Data excerpts
---*---

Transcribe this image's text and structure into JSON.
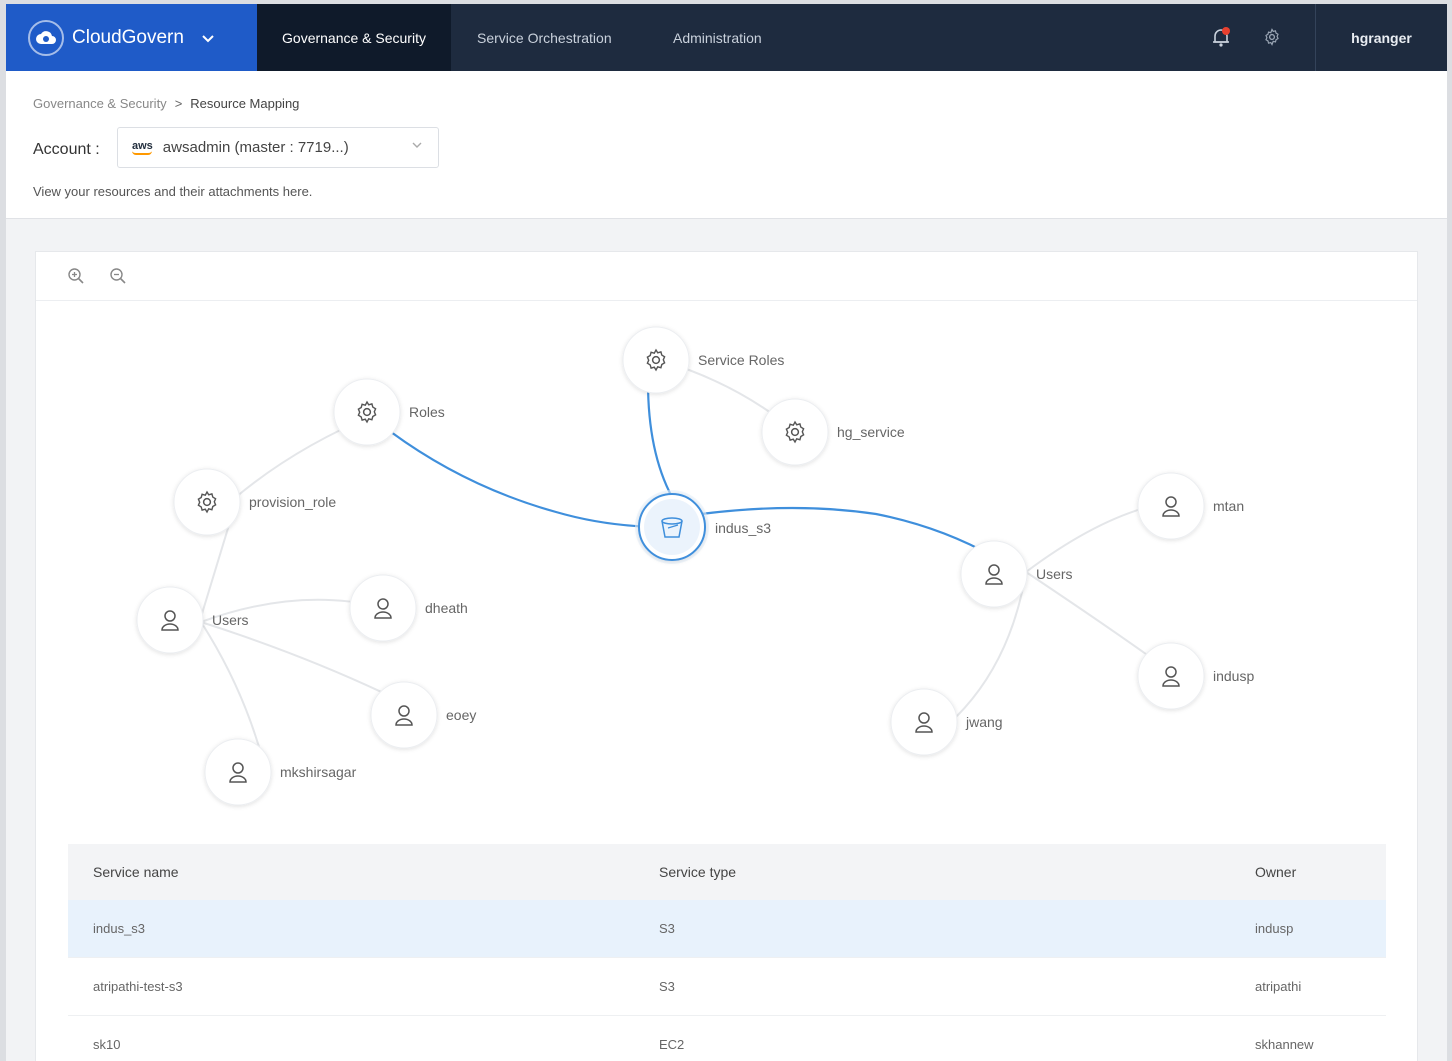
{
  "app": {
    "name": "CloudGovern",
    "user": "hgranger"
  },
  "nav": {
    "tabs": [
      {
        "label": "Governance & Security",
        "active": true
      },
      {
        "label": "Service Orchestration",
        "active": false
      },
      {
        "label": "Administration",
        "active": false
      }
    ],
    "icons": [
      "notification-bell-icon",
      "gear-icon"
    ],
    "colors": {
      "brand": "#1f5bc8",
      "bar": "#1e2b3f",
      "active_tab": "#0f1a2a",
      "alert": "#e8402f"
    }
  },
  "breadcrumb": {
    "parent": "Governance & Security",
    "separator": ">",
    "current": "Resource Mapping"
  },
  "account": {
    "label": "Account :",
    "provider": "aws",
    "value": "awsadmin (master : 7719...)"
  },
  "description": "View your resources and their attachments here.",
  "graph": {
    "center": {
      "label": "indus_s3",
      "icon": "bucket-icon"
    },
    "nodes": [
      {
        "id": "service_roles",
        "label": "Service Roles",
        "icon": "gear-icon"
      },
      {
        "id": "hg_service",
        "label": "hg_service",
        "icon": "gear-icon"
      },
      {
        "id": "roles",
        "label": "Roles",
        "icon": "gear-icon"
      },
      {
        "id": "provision_role",
        "label": "provision_role",
        "icon": "gear-icon"
      },
      {
        "id": "users_left",
        "label": "Users",
        "icon": "user-icon"
      },
      {
        "id": "dheath",
        "label": "dheath",
        "icon": "user-icon"
      },
      {
        "id": "eoey",
        "label": "eoey",
        "icon": "user-icon"
      },
      {
        "id": "mkshirsagar",
        "label": "mkshirsagar",
        "icon": "user-icon"
      },
      {
        "id": "users_right",
        "label": "Users",
        "icon": "user-icon"
      },
      {
        "id": "mtan",
        "label": "mtan",
        "icon": "user-icon"
      },
      {
        "id": "indusp",
        "label": "indusp",
        "icon": "user-icon"
      },
      {
        "id": "jwang",
        "label": "jwang",
        "icon": "user-icon"
      }
    ],
    "edge_color": "#3f8fdc"
  },
  "table": {
    "columns": [
      "Service name",
      "Service type",
      "Owner"
    ],
    "rows": [
      {
        "name": "indus_s3",
        "type": "S3",
        "owner": "indusp",
        "selected": true
      },
      {
        "name": "atripathi-test-s3",
        "type": "S3",
        "owner": "atripathi",
        "selected": false
      },
      {
        "name": "sk10",
        "type": "EC2",
        "owner": "skhannew",
        "selected": false
      }
    ]
  }
}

---*---

### Written task
Return the listing above in full and without alteration, excluding its pictures.

### Output of the task
Transcribe this image's text and structure into JSON.
{
  "app": {
    "name": "CloudGovern",
    "user": "hgranger"
  },
  "nav": {
    "tabs": [
      {
        "label": "Governance & Security",
        "active": true
      },
      {
        "label": "Service Orchestration",
        "active": false
      },
      {
        "label": "Administration",
        "active": false
      }
    ],
    "icons": [
      "notification-bell-icon",
      "gear-icon"
    ],
    "colors": {
      "brand": "#1f5bc8",
      "bar": "#1e2b3f",
      "active_tab": "#0f1a2a",
      "alert": "#e8402f"
    }
  },
  "breadcrumb": {
    "parent": "Governance & Security",
    "separator": ">",
    "current": "Resource Mapping"
  },
  "account": {
    "label": "Account :",
    "provider": "aws",
    "value": "awsadmin (master : 7719...)"
  },
  "description": "View your resources and their attachments here.",
  "graph": {
    "center": {
      "label": "indus_s3",
      "icon": "bucket-icon"
    },
    "nodes": [
      {
        "id": "service_roles",
        "label": "Service Roles",
        "icon": "gear-icon"
      },
      {
        "id": "hg_service",
        "label": "hg_service",
        "icon": "gear-icon"
      },
      {
        "id": "roles",
        "label": "Roles",
        "icon": "gear-icon"
      },
      {
        "id": "provision_role",
        "label": "provision_role",
        "icon": "gear-icon"
      },
      {
        "id": "users_left",
        "label": "Users",
        "icon": "user-icon"
      },
      {
        "id": "dheath",
        "label": "dheath",
        "icon": "user-icon"
      },
      {
        "id": "eoey",
        "label": "eoey",
        "icon": "user-icon"
      },
      {
        "id": "mkshirsagar",
        "label": "mkshirsagar",
        "icon": "user-icon"
      },
      {
        "id": "users_right",
        "label": "Users",
        "icon": "user-icon"
      },
      {
        "id": "mtan",
        "label": "mtan",
        "icon": "user-icon"
      },
      {
        "id": "indusp",
        "label": "indusp",
        "icon": "user-icon"
      },
      {
        "id": "jwang",
        "label": "jwang",
        "icon": "user-icon"
      }
    ],
    "edge_color": "#3f8fdc"
  },
  "table": {
    "columns": [
      "Service name",
      "Service type",
      "Owner"
    ],
    "rows": [
      {
        "name": "indus_s3",
        "type": "S3",
        "owner": "indusp",
        "selected": true
      },
      {
        "name": "atripathi-test-s3",
        "type": "S3",
        "owner": "atripathi",
        "selected": false
      },
      {
        "name": "sk10",
        "type": "EC2",
        "owner": "skhannew",
        "selected": false
      }
    ]
  }
}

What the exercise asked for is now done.